Note how many lines include the word "title", and give that number by itself.

** start Dataset rows **

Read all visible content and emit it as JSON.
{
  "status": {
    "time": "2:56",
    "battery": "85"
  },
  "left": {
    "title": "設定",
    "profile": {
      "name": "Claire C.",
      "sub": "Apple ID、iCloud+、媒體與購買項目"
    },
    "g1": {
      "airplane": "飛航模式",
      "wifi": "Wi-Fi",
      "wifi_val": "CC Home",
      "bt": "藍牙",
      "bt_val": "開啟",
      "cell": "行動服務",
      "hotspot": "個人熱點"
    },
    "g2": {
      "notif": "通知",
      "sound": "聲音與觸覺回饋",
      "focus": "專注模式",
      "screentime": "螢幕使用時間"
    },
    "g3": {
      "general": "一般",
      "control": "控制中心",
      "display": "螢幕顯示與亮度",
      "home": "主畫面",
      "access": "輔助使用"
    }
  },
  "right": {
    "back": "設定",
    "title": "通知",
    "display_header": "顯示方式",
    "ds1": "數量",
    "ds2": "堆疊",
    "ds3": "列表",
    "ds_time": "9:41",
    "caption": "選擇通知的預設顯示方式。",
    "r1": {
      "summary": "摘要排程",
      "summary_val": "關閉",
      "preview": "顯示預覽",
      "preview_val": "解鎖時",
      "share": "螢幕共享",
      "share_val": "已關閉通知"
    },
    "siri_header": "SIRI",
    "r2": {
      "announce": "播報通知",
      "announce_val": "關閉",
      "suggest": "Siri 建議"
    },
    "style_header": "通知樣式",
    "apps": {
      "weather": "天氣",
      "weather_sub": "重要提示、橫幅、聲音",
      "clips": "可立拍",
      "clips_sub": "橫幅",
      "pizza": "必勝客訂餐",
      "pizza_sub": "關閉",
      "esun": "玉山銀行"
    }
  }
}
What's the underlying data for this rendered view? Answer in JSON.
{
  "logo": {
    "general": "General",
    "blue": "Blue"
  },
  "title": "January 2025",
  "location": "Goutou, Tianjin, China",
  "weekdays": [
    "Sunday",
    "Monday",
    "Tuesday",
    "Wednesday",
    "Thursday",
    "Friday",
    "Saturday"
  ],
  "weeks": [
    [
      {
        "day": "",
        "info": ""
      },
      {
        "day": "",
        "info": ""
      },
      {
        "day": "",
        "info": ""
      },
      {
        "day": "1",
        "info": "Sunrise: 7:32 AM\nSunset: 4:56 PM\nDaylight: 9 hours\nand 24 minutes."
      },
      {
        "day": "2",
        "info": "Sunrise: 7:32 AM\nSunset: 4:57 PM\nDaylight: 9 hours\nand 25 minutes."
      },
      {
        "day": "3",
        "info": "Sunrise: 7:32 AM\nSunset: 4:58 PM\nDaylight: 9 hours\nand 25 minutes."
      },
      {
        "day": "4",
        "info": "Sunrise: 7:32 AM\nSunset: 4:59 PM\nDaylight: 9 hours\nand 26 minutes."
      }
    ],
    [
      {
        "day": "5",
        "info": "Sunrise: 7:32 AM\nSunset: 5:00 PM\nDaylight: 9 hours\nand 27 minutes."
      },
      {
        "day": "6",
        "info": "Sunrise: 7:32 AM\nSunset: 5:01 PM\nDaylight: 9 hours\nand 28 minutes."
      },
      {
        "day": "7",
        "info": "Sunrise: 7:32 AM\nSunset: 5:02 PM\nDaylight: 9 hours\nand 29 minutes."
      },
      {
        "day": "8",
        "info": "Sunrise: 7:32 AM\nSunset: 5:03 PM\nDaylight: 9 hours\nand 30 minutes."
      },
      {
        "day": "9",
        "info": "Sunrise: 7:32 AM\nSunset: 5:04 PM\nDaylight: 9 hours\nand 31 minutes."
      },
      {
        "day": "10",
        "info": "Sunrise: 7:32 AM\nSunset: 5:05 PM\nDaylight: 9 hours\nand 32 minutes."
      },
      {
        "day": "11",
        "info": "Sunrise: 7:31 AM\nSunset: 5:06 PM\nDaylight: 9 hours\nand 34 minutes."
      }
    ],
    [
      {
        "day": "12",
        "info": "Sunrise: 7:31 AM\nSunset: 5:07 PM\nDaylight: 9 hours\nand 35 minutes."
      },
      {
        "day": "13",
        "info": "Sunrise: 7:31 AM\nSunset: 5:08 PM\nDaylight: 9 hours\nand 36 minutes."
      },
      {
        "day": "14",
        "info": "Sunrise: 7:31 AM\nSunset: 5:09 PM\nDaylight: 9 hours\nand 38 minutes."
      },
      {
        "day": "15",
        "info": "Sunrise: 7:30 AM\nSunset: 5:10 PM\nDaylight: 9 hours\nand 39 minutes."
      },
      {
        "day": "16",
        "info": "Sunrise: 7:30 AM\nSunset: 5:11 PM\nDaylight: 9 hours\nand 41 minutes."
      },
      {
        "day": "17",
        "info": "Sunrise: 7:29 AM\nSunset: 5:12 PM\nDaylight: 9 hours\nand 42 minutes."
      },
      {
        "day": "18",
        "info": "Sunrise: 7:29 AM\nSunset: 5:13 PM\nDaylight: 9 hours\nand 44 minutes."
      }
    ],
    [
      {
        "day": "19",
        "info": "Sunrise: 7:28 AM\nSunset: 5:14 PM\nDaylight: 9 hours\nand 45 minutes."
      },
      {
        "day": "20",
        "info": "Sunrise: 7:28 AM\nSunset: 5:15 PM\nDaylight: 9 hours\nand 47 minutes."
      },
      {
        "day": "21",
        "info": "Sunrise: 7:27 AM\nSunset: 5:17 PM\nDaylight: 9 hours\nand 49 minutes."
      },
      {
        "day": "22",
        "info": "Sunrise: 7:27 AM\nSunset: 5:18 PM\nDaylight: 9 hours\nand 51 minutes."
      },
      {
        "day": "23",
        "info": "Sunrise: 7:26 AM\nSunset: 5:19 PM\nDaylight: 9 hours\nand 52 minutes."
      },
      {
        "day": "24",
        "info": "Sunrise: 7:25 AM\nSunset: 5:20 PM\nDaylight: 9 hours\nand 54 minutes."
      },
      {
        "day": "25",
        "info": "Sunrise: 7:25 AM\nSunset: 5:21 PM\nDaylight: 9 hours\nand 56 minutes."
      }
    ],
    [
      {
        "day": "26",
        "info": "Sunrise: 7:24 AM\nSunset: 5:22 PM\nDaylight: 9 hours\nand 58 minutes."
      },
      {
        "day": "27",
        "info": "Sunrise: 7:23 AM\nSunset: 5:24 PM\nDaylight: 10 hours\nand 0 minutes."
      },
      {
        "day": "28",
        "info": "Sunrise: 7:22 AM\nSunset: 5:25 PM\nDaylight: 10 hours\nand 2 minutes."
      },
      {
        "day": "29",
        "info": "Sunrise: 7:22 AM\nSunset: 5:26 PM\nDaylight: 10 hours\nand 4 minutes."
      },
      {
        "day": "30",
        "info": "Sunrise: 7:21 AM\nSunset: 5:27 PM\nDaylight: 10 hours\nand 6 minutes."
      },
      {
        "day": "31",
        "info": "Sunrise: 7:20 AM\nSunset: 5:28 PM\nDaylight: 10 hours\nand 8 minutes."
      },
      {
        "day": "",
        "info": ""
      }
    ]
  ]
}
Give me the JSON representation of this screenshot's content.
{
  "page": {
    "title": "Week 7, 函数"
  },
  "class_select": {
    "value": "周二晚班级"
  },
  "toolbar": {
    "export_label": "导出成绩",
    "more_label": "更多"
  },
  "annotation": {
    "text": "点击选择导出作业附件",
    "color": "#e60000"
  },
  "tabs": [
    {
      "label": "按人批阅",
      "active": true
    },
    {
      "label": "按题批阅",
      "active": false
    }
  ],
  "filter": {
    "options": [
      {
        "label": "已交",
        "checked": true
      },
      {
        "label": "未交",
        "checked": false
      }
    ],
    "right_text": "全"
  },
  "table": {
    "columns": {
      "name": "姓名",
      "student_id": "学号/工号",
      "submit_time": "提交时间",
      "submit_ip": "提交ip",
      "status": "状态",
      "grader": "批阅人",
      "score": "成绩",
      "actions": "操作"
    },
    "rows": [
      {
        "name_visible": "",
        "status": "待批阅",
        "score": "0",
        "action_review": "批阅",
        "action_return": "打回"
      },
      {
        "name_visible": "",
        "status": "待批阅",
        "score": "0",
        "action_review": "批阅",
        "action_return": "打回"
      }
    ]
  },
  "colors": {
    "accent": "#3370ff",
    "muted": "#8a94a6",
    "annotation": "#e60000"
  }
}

** end Dataset rows **

Response to this exercise:
4